## What to work on
Take from the listing each line that has the string "content".

* begin Data for the task *

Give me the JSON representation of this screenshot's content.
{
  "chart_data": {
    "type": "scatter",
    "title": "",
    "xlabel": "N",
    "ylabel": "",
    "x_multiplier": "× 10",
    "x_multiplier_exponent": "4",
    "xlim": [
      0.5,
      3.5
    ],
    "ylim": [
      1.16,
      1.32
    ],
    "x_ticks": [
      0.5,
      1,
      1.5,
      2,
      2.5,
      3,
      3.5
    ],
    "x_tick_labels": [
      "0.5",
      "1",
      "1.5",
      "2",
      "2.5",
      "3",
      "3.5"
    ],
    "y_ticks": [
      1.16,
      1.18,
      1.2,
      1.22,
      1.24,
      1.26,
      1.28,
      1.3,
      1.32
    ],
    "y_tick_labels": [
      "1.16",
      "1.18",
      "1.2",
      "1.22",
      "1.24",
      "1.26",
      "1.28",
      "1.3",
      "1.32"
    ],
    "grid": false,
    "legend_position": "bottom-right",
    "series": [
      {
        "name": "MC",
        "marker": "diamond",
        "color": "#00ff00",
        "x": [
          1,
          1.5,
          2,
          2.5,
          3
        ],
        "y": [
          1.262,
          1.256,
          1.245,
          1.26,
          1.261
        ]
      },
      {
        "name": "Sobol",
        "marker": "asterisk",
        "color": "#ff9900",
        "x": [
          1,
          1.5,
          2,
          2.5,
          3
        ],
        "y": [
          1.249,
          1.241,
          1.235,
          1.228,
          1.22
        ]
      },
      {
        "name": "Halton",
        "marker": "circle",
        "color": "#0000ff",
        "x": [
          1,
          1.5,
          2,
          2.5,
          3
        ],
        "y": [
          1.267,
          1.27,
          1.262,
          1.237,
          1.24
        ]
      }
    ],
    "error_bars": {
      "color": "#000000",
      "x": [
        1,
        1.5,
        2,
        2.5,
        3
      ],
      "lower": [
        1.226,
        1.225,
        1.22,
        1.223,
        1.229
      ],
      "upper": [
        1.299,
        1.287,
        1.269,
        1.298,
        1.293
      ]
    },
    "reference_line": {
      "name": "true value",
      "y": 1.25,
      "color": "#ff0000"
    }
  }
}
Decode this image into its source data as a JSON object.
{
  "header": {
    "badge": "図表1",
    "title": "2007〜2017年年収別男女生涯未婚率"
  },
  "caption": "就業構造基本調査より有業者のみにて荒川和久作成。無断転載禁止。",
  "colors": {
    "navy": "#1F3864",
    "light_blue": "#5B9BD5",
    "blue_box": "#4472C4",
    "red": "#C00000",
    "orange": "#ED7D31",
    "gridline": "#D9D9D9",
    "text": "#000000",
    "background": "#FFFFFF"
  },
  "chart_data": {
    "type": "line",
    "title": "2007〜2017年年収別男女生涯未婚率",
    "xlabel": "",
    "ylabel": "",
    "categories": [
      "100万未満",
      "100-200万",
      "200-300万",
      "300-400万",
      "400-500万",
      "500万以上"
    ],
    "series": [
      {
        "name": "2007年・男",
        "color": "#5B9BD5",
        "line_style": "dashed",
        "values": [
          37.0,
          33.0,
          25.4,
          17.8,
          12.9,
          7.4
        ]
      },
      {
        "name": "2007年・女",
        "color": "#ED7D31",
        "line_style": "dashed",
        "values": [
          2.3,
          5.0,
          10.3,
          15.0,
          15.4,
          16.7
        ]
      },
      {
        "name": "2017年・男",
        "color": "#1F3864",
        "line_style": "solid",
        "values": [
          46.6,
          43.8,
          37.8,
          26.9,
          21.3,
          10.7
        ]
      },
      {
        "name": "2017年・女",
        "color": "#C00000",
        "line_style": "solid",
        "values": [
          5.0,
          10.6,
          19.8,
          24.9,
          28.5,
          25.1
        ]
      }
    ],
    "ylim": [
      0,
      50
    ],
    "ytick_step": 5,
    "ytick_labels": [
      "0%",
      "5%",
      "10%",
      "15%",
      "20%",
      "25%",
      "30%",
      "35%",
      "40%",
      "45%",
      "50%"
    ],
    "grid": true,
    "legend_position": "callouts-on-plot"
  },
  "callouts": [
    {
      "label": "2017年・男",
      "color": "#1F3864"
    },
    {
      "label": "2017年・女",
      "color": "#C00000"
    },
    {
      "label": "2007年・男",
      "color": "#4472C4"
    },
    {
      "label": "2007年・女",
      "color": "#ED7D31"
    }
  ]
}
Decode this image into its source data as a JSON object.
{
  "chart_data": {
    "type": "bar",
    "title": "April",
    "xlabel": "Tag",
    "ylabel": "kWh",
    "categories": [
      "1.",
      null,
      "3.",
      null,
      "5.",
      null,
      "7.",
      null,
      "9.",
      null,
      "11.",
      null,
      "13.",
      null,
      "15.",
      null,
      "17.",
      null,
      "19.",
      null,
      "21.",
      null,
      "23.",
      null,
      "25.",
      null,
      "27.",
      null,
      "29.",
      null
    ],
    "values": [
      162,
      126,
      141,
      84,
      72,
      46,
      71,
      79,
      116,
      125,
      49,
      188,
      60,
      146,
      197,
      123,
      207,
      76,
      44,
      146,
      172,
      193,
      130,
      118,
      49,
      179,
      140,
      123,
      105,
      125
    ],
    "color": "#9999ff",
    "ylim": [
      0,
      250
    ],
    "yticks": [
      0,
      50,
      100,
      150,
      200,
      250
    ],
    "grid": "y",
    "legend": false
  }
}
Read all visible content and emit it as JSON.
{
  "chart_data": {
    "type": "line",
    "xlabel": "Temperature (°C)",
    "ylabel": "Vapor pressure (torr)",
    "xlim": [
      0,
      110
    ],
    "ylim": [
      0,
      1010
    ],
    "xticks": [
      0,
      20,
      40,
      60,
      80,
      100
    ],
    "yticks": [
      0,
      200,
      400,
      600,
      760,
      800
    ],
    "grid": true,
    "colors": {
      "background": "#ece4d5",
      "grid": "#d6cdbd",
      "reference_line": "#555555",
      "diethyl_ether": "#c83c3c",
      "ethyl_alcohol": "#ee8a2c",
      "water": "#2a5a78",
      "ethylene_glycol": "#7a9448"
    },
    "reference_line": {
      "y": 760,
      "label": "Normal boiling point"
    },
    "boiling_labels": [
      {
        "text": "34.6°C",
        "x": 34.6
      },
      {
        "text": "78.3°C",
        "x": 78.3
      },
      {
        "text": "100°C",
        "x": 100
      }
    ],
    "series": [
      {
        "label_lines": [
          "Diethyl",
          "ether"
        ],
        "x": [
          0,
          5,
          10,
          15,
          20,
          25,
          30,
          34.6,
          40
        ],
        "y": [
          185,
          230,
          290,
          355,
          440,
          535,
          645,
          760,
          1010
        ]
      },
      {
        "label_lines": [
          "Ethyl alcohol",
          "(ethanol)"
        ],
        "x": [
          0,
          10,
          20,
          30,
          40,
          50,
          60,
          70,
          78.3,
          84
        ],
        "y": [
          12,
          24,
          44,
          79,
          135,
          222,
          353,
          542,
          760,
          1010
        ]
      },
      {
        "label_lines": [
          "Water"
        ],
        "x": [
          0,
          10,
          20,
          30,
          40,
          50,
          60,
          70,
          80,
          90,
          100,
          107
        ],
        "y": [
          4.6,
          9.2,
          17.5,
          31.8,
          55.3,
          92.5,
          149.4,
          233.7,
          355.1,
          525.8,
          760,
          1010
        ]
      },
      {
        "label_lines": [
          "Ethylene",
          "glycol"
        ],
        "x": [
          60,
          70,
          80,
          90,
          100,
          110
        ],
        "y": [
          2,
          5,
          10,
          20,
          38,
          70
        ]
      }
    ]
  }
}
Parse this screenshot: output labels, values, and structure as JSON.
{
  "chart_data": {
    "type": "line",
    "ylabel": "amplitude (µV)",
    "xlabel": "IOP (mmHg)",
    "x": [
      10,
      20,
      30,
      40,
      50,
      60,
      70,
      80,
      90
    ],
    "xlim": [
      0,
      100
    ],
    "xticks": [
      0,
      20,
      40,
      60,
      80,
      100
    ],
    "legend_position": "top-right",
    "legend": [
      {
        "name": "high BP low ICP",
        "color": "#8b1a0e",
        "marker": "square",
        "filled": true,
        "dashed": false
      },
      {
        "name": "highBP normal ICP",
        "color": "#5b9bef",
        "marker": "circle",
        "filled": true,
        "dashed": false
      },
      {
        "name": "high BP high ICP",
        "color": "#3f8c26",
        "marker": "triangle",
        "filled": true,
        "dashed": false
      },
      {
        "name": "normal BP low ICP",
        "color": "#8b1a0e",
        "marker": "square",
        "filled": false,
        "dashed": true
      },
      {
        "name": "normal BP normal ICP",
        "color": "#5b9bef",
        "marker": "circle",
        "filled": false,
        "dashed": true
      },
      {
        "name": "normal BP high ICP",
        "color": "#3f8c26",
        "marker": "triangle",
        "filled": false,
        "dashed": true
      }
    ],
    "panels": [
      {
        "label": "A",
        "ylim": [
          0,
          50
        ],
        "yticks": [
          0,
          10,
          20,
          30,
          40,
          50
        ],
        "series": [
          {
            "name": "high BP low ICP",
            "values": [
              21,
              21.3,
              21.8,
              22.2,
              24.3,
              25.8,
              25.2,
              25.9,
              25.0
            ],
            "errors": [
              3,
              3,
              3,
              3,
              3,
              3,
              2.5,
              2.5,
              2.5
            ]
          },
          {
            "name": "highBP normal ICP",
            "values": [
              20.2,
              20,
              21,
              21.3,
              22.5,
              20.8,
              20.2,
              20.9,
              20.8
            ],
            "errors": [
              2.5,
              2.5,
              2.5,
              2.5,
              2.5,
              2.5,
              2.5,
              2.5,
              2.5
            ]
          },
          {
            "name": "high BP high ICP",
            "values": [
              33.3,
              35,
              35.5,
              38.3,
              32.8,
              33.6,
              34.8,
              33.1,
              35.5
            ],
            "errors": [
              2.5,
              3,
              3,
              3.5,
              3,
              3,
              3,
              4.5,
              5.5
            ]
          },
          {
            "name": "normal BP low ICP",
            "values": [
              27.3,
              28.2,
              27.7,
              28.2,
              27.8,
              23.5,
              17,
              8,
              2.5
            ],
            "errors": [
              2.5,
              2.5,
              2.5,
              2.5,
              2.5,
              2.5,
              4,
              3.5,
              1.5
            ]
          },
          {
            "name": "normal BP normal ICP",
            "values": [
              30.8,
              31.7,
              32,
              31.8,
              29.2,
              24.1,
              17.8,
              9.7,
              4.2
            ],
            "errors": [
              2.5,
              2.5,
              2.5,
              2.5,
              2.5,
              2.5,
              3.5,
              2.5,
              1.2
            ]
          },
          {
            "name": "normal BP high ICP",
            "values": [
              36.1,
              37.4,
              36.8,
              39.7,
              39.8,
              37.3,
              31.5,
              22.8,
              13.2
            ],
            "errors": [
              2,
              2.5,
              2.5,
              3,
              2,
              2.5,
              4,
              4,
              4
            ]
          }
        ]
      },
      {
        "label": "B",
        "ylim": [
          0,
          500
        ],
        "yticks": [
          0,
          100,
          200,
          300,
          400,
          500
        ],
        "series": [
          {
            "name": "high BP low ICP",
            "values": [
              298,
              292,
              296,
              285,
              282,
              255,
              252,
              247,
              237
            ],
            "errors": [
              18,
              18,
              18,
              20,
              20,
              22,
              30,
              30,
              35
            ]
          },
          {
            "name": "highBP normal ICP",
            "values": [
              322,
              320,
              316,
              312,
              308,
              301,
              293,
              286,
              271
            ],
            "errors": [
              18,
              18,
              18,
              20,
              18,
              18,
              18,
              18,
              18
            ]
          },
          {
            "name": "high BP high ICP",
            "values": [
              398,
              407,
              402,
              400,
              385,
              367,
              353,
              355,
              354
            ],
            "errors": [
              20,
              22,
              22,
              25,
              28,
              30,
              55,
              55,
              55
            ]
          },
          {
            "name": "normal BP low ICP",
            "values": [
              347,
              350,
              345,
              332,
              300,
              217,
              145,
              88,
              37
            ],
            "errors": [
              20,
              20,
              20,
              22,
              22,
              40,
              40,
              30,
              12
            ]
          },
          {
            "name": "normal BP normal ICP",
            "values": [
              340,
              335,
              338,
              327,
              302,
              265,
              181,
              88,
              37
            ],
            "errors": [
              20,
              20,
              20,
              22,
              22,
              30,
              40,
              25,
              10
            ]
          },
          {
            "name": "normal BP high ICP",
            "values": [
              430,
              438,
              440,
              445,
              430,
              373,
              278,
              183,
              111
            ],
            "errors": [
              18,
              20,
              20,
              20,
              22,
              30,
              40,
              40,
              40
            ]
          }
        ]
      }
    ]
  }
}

* end Data for the task *

## Answer to this problem
Give me the JSON representation of this screenshot's content.
Read all visible content and emit it as JSON.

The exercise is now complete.